Report, as a bare number, how many lines hold "JSON".

##### Records to use #####

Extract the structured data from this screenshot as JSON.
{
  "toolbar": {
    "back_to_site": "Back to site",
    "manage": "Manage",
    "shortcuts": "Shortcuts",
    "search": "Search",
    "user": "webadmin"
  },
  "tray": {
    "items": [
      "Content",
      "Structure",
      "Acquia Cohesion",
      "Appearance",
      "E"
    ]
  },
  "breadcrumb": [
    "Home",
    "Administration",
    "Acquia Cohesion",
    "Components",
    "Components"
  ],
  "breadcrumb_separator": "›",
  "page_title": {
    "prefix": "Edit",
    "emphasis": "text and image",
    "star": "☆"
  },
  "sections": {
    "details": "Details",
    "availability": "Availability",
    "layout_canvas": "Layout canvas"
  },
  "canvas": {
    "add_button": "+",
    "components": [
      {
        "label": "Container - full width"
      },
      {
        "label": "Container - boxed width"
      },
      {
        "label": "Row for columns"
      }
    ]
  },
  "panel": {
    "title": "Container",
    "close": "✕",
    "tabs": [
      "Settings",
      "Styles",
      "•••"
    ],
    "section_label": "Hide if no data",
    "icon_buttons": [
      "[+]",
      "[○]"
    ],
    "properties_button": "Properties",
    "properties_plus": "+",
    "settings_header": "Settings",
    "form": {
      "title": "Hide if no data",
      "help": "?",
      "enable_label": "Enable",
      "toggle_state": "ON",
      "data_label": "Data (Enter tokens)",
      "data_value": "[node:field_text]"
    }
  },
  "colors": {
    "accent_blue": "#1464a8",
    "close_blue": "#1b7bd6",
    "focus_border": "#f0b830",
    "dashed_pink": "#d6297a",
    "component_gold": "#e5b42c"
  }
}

#####
##### Records to use #####

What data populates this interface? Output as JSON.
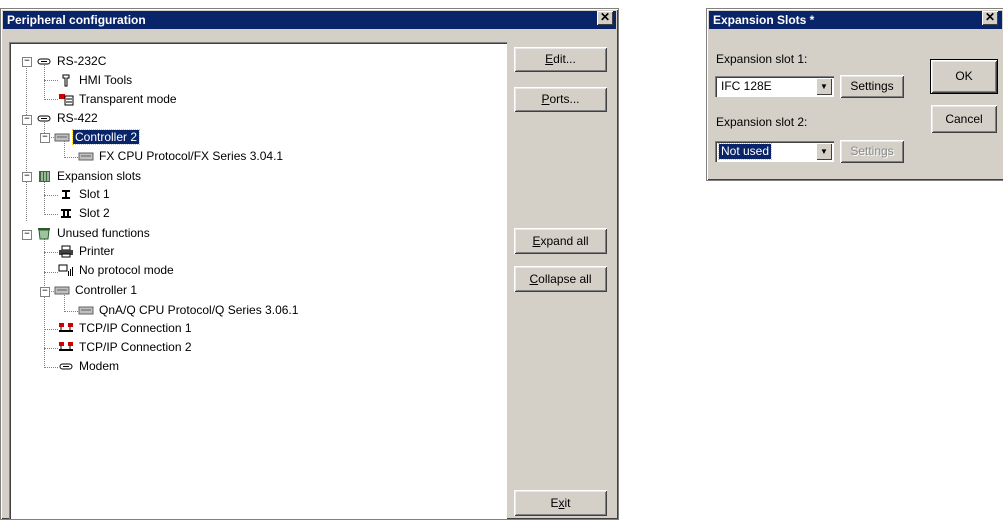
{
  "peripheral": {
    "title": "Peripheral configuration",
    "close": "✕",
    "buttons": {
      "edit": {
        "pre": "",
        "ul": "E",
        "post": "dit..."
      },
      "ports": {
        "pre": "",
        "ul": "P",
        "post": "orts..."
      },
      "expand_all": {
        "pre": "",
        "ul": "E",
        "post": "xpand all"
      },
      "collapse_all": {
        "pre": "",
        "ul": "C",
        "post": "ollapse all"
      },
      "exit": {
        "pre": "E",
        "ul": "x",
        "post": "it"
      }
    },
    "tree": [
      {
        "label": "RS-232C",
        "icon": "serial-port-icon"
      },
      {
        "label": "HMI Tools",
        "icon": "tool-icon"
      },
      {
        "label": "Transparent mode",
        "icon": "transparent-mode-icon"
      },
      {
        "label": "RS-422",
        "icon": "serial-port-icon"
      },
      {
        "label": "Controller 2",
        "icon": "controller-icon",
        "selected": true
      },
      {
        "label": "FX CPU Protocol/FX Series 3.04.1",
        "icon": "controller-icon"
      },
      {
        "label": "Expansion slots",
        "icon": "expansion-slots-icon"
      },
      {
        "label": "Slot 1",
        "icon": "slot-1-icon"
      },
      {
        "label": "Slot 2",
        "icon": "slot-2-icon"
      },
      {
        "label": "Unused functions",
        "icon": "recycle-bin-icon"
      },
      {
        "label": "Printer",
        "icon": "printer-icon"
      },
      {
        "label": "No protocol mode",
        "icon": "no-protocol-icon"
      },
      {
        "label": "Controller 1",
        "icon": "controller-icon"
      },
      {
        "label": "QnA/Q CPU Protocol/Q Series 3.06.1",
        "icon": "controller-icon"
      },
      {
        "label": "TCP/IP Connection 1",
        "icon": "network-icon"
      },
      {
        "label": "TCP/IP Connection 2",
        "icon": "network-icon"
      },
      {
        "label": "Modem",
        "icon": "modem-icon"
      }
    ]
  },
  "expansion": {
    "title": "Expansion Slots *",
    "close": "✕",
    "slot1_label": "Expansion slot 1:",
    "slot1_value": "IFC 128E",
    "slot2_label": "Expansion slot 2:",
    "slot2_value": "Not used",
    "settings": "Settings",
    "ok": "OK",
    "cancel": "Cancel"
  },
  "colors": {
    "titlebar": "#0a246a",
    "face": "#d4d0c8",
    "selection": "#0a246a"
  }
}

#####

§ **Output for this task**: 2